▶ EXERCISE OBJECTIVE
Reproduce the entries below line for line, without any changes, and omit the pictures from your copy.
# START OF EXTRACTED INFORMATION
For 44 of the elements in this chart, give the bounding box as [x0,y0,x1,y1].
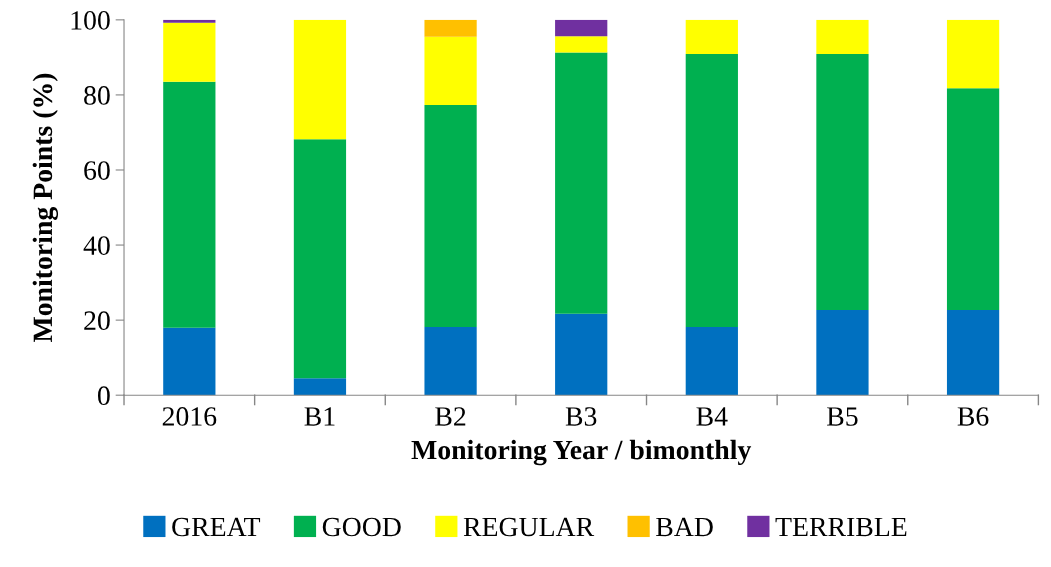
bar [946,309,1000,396]
bar [555,313,608,396]
x-tick-label: B3 [565,407,597,426]
legend-label: BAD [656,517,713,537]
y-tick-label: 60 [84,161,110,180]
bar [293,378,347,396]
x-tick-label: B5 [827,407,858,426]
bar [163,81,216,328]
legend-label: TERRIBLE [775,517,907,537]
bar [685,19,738,54]
bar [555,52,608,314]
bar [816,309,869,396]
legend-label: REGULAR [463,517,595,537]
x-axis-title: Monitoring Year / bimonthly [411,439,752,466]
x-tick-label: B6 [957,407,989,426]
y-tick-label: 20 [84,311,110,331]
bar [424,36,477,106]
legend-label: GREAT [172,517,261,537]
y-tick-label: 100 [71,11,110,30]
x-tick-label: B2 [435,407,466,426]
x-tick-label: B1 [304,407,335,426]
bar [555,36,608,53]
bar [163,22,216,82]
bar [555,19,608,37]
y-tick-label: 40 [83,236,110,255]
y-tick-label: 80 [84,86,110,105]
bar [424,105,477,327]
bar [424,326,477,396]
bar [424,19,477,37]
bar [685,326,738,396]
bar [163,327,216,396]
bar [816,19,869,54]
bar [293,19,347,140]
x-tick-label: B4 [696,407,728,426]
y-tick-label: 0 [97,386,110,406]
bar [685,54,738,327]
y-axis-title: Monitoring Points (%) [32,73,59,343]
x-tick-label: 2016 [162,407,217,426]
bar [946,88,1000,310]
bar [946,19,1000,89]
legend-label: GOOD [322,517,401,537]
bar [293,139,347,379]
bar [816,54,869,310]
bar [163,19,216,23]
# END OF EXTRACTED INFORMATION
▶ RESULT OF THE EXERCISE
For 44 of the elements in this chart, give the bounding box as [x0,y0,x1,y1].
bar [946,309,1000,396]
bar [555,313,608,396]
x-tick-label: B3 [565,407,597,426]
legend-label: BAD [656,517,713,537]
y-tick-label: 60 [84,161,110,180]
bar [293,378,347,396]
x-tick-label: B5 [827,407,858,426]
bar [163,81,216,328]
legend-label: TERRIBLE [775,517,907,537]
bar [685,19,738,54]
bar [555,52,608,314]
bar [816,309,869,396]
legend-label: REGULAR [463,517,595,537]
x-axis-title: Monitoring Year / bimonthly [411,439,752,466]
x-tick-label: B6 [957,407,989,426]
y-tick-label: 20 [84,311,110,331]
bar [424,36,477,106]
legend-label: GREAT [172,517,261,537]
y-tick-label: 100 [71,11,110,30]
x-tick-label: B2 [435,407,466,426]
x-tick-label: B1 [304,407,335,426]
bar [555,36,608,53]
bar [163,22,216,82]
bar [555,19,608,37]
y-tick-label: 40 [83,236,110,255]
y-tick-label: 80 [84,86,110,105]
bar [424,105,477,327]
bar [424,326,477,396]
bar [424,19,477,37]
bar [685,326,738,396]
bar [163,327,216,396]
bar [816,19,869,54]
bar [293,19,347,140]
x-tick-label: B4 [696,407,728,426]
y-tick-label: 0 [97,386,110,406]
bar [685,54,738,327]
y-axis-title: Monitoring Points (%) [32,73,59,343]
x-tick-label: 2016 [162,407,217,426]
bar [946,88,1000,310]
bar [946,19,1000,89]
legend-label: GOOD [322,517,401,537]
bar [293,139,347,379]
bar [816,54,869,310]
bar [163,19,216,23]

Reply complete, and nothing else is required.